---------- Text passage
Medicaid qualifications can be challenging to navigate. This program offers health insurance for children, pregnant women, seniors, and those with disabilities. The 2010 Affordable Care Act expanded Medicaid to provide coverage for more low-income individuals.
Federal law makes Medicaid coverage mandatory nationally for qualified individuals, but eligibility requirements vary by state:
To be eligible for Medicaid in New York, a person must be a U.S. citizen, national, permanent resident, or legal alien, and a resident of the state. Also, they must need insurance assistance, meaning they don’t have insurance coverage through another carrier and fall within a low-income bracket. The state determines that bracket annually.
Medicaid covers the following individuals:
• Those who are pregnant or responsible for a child 18 years or younger
• The blind
• The disabled, or those who have someone disabled in the home
• Seniors 65 years or older
Connecticut refers to Medicaid as their HUSKY program, which includes a basic part A and then expanded parts B, C, and D:
• Part A covers low-income Connecticut residents, their minor children, and pregnant women.
• Part B covers uninsured children under 19 with a family at certain income levels. In some cases, a family co-pay might apply.
• Residents aged 65 and older, those with disabilities, and the blind might qualify for part C. Income restrictions vary under this program.
• Residents aged 19 to 65 with dependent children, who are not pregnant and not qualified for other HUSKY programs, might qualify for part D. This program typically covers the lowest-income residents in the state.
Connecticut residents can learn more about HUSKY coverage and other social services programs and apply for coverage through the Department of Social Services.
If someone’s income or their aging parent’s income is too high to qualify for Medicaid, they might be able to “spend down” income or assets. This program allows them to pay medical bills and other costs. Then, their income after paying those expenses determines their Medicaid eligibility.
--------------------
---------- Data under study
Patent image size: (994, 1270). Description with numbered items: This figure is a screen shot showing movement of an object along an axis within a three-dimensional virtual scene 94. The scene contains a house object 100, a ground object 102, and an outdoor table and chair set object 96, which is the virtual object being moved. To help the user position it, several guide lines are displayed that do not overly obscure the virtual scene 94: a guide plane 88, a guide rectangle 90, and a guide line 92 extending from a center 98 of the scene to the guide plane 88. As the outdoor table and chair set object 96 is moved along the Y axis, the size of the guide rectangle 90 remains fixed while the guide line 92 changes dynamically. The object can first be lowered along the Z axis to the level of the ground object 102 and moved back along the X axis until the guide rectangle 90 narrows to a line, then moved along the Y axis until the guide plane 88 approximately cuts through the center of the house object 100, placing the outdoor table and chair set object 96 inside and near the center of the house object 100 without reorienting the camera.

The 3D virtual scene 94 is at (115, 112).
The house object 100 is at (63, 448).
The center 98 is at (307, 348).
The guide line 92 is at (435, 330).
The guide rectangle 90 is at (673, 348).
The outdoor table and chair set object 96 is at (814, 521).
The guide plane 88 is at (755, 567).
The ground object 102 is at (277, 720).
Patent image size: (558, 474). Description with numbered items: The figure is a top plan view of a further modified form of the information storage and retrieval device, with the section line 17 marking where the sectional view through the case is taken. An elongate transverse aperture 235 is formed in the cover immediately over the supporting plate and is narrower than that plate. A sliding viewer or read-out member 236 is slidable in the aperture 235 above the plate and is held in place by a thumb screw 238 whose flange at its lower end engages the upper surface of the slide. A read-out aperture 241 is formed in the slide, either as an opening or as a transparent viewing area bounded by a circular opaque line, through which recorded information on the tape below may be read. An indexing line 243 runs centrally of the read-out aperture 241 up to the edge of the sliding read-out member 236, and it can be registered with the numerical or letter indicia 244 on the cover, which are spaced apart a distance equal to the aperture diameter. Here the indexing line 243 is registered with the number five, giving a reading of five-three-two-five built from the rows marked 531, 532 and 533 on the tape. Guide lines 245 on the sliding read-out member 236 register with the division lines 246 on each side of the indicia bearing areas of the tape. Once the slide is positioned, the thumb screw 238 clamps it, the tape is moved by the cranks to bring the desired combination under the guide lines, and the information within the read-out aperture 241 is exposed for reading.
--------------------
Instructions for the task
Please pick up the text on Medicaid eligibility after its final sentence and continue writing it.

Output of the task
Suppose someone’s annual income is $5,000 too high to qualify for Medicaid. Spending down allows them to pay $5,000 of medical bills and other related costs. After that spending, their income would fall into Medicaid’s income eligibility brackets. Then, they may qualify for Medicaid coverage.
Both income requirements and spending down rules vary by state. For someone to apply for Medicaid after spending down, they must submit receipts or other proof. Also, remember that every state determines which expenses are eligible for spending down. These expenses typically include:
• Medical bills, including prescription costs
• Transportation costs for healthcare
• Fees for medical aids, including walkers, eyeglasses, and the like
• Making changes to the home to accommodate medical concerns, such as installing a wheelchair ramp
• Prepaid funeral and burial expenses
Medicaid long-term care coverage helps reduce the financial burden of medical expenses that accrue over the course of an illness or disability. This covers a range of services designed to help individuals remain in their homes or transition to another setting. Services may include home health aides; adult daycare; and respite care for family members who provide daily care.
In some cases, individuals may need to pay a portion of the cost, known as “cost-sharing,” which can range from small co-payments to substantial out-of-pocket expenses.
When considering long-term care options with Medicaid, it’s important to research your particular state’s guidelines to understand what coverage is available based on your circumstances and have your questions answered.